**JOB:** Pull out from the material below all lines with "KAFOMET".

[Dataset entries]
==================================================
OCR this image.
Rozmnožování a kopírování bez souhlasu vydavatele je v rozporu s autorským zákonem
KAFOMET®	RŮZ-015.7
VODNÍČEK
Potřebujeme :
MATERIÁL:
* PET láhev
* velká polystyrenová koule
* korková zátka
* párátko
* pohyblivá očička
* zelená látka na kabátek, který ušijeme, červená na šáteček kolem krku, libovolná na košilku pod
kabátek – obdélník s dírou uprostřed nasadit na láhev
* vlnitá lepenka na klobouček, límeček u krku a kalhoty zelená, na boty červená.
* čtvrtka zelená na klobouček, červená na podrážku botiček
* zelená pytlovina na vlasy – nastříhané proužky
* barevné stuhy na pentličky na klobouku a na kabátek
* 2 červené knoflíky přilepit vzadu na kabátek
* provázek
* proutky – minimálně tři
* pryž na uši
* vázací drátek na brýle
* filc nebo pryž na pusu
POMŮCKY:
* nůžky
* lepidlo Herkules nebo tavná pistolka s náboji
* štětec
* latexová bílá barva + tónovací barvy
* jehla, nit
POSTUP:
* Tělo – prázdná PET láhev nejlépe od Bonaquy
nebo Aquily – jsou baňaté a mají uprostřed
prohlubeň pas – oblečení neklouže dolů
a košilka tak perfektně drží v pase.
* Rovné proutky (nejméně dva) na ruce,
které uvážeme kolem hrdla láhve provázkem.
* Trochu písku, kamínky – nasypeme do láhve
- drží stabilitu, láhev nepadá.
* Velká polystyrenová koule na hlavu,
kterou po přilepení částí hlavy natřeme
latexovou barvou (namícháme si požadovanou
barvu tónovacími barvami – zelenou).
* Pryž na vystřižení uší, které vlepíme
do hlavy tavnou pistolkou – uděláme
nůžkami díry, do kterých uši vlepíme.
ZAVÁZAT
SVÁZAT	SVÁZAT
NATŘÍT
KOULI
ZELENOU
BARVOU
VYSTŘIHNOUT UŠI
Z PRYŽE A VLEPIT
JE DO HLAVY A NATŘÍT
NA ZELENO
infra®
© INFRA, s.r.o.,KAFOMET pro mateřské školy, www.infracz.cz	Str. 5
==================================================
**ANSWER FOR THIS EXERCISE:**
KAFOMET®	RŮZ-015.7
© INFRA, s.r.o.,KAFOMET pro mateřské školy, www.infracz.cz	Str. 5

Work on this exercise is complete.